◆ **Supplied entries**
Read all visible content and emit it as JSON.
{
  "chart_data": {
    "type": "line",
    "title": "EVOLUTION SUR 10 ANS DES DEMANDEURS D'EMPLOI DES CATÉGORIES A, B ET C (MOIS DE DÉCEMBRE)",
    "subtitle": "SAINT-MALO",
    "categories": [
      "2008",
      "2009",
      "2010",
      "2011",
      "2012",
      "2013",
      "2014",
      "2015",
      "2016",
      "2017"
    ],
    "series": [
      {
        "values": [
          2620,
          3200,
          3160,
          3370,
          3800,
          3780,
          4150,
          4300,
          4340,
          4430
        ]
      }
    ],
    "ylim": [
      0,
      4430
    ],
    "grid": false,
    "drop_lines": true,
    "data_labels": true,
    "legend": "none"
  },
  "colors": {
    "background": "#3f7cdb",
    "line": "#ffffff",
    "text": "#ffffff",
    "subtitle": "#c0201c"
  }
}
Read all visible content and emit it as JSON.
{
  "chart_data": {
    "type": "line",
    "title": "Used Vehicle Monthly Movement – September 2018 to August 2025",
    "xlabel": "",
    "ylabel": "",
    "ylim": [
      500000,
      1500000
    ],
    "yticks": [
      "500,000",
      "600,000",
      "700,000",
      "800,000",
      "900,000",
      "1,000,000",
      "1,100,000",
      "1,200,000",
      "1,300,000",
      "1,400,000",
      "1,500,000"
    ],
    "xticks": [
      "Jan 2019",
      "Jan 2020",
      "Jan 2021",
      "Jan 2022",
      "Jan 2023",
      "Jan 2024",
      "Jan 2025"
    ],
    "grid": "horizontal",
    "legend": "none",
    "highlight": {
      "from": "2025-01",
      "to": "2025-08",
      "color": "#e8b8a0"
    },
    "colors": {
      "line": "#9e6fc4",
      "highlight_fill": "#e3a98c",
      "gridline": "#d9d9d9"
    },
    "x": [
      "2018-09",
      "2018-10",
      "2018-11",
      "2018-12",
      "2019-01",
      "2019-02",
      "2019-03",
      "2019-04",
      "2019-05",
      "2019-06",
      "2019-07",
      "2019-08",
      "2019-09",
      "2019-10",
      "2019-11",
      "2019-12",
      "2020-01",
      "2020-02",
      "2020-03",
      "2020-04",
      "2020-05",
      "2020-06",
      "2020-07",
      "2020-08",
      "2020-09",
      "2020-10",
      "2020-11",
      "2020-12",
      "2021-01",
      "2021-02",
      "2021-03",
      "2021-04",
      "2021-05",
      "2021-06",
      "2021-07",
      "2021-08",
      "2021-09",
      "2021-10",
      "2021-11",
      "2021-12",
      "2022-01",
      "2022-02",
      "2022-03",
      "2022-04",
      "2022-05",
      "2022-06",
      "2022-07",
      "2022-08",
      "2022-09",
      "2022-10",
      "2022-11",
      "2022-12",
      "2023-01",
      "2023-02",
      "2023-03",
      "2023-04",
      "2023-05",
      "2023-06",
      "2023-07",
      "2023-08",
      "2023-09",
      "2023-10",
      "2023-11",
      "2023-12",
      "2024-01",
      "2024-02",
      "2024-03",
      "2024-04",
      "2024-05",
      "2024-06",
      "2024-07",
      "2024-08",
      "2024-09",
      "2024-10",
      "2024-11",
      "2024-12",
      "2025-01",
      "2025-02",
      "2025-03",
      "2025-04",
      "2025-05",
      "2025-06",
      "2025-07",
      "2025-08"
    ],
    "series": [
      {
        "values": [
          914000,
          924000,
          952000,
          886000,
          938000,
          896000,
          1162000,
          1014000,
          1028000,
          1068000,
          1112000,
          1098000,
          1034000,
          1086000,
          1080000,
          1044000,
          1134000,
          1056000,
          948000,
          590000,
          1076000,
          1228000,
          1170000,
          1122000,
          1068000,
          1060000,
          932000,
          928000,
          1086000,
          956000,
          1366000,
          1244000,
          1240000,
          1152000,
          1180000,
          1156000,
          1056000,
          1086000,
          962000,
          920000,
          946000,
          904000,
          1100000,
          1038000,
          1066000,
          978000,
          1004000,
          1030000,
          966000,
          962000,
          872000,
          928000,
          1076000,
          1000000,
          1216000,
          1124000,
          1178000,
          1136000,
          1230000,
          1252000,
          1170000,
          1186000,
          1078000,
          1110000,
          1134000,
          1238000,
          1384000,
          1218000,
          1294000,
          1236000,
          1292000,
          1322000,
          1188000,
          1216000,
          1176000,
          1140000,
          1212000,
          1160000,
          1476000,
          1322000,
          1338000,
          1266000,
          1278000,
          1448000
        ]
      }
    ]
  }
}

◆ **Written task**
Print every entry exactly as written.

◆ **Problem solution**
Read all visible content and emit it as JSON.
{
  "chart_data": {
    "type": "line",
    "title": "EVOLUTION SUR 10 ANS DES DEMANDEURS D'EMPLOI DES CATÉGORIES A, B ET C (MOIS DE DÉCEMBRE)",
    "subtitle": "SAINT-MALO",
    "categories": [
      "2008",
      "2009",
      "2010",
      "2011",
      "2012",
      "2013",
      "2014",
      "2015",
      "2016",
      "2017"
    ],
    "series": [
      {
        "values": [
          2620,
          3200,
          3160,
          3370,
          3800,
          3780,
          4150,
          4300,
          4340,
          4430
        ]
      }
    ],
    "ylim": [
      0,
      4430
    ],
    "grid": false,
    "drop_lines": true,
    "data_labels": true,
    "legend": "none"
  },
  "colors": {
    "background": "#3f7cdb",
    "line": "#ffffff",
    "text": "#ffffff",
    "subtitle": "#c0201c"
  }
}
Read all visible content and emit it as JSON.
{
  "chart_data": {
    "type": "line",
    "title": "Used Vehicle Monthly Movement – September 2018 to August 2025",
    "xlabel": "",
    "ylabel": "",
    "ylim": [
      500000,
      1500000
    ],
    "yticks": [
      "500,000",
      "600,000",
      "700,000",
      "800,000",
      "900,000",
      "1,000,000",
      "1,100,000",
      "1,200,000",
      "1,300,000",
      "1,400,000",
      "1,500,000"
    ],
    "xticks": [
      "Jan 2019",
      "Jan 2020",
      "Jan 2021",
      "Jan 2022",
      "Jan 2023",
      "Jan 2024",
      "Jan 2025"
    ],
    "grid": "horizontal",
    "legend": "none",
    "highlight": {
      "from": "2025-01",
      "to": "2025-08",
      "color": "#e8b8a0"
    },
    "colors": {
      "line": "#9e6fc4",
      "highlight_fill": "#e3a98c",
      "gridline": "#d9d9d9"
    },
    "x": [
      "2018-09",
      "2018-10",
      "2018-11",
      "2018-12",
      "2019-01",
      "2019-02",
      "2019-03",
      "2019-04",
      "2019-05",
      "2019-06",
      "2019-07",
      "2019-08",
      "2019-09",
      "2019-10",
      "2019-11",
      "2019-12",
      "2020-01",
      "2020-02",
      "2020-03",
      "2020-04",
      "2020-05",
      "2020-06",
      "2020-07",
      "2020-08",
      "2020-09",
      "2020-10",
      "2020-11",
      "2020-12",
      "2021-01",
      "2021-02",
      "2021-03",
      "2021-04",
      "2021-05",
      "2021-06",
      "2021-07",
      "2021-08",
      "2021-09",
      "2021-10",
      "2021-11",
      "2021-12",
      "2022-01",
      "2022-02",
      "2022-03",
      "2022-04",
      "2022-05",
      "2022-06",
      "2022-07",
      "2022-08",
      "2022-09",
      "2022-10",
      "2022-11",
      "2022-12",
      "2023-01",
      "2023-02",
      "2023-03",
      "2023-04",
      "2023-05",
      "2023-06",
      "2023-07",
      "2023-08",
      "2023-09",
      "2023-10",
      "2023-11",
      "2023-12",
      "2024-01",
      "2024-02",
      "2024-03",
      "2024-04",
      "2024-05",
      "2024-06",
      "2024-07",
      "2024-08",
      "2024-09",
      "2024-10",
      "2024-11",
      "2024-12",
      "2025-01",
      "2025-02",
      "2025-03",
      "2025-04",
      "2025-05",
      "2025-06",
      "2025-07",
      "2025-08"
    ],
    "series": [
      {
        "values": [
          914000,
          924000,
          952000,
          886000,
          938000,
          896000,
          1162000,
          1014000,
          1028000,
          1068000,
          1112000,
          1098000,
          1034000,
          1086000,
          1080000,
          1044000,
          1134000,
          1056000,
          948000,
          590000,
          1076000,
          1228000,
          1170000,
          1122000,
          1068000,
          1060000,
          932000,
          928000,
          1086000,
          956000,
          1366000,
          1244000,
          1240000,
          1152000,
          1180000,
          1156000,
          1056000,
          1086000,
          962000,
          920000,
          946000,
          904000,
          1100000,
          1038000,
          1066000,
          978000,
          1004000,
          1030000,
          966000,
          962000,
          872000,
          928000,
          1076000,
          1000000,
          1216000,
          1124000,
          1178000,
          1136000,
          1230000,
          1252000,
          1170000,
          1186000,
          1078000,
          1110000,
          1134000,
          1238000,
          1384000,
          1218000,
          1294000,
          1236000,
          1292000,
          1322000,
          1188000,
          1216000,
          1176000,
          1140000,
          1212000,
          1160000,
          1476000,
          1322000,
          1338000,
          1266000,
          1278000,
          1448000
        ]
      }
    ]
  }
}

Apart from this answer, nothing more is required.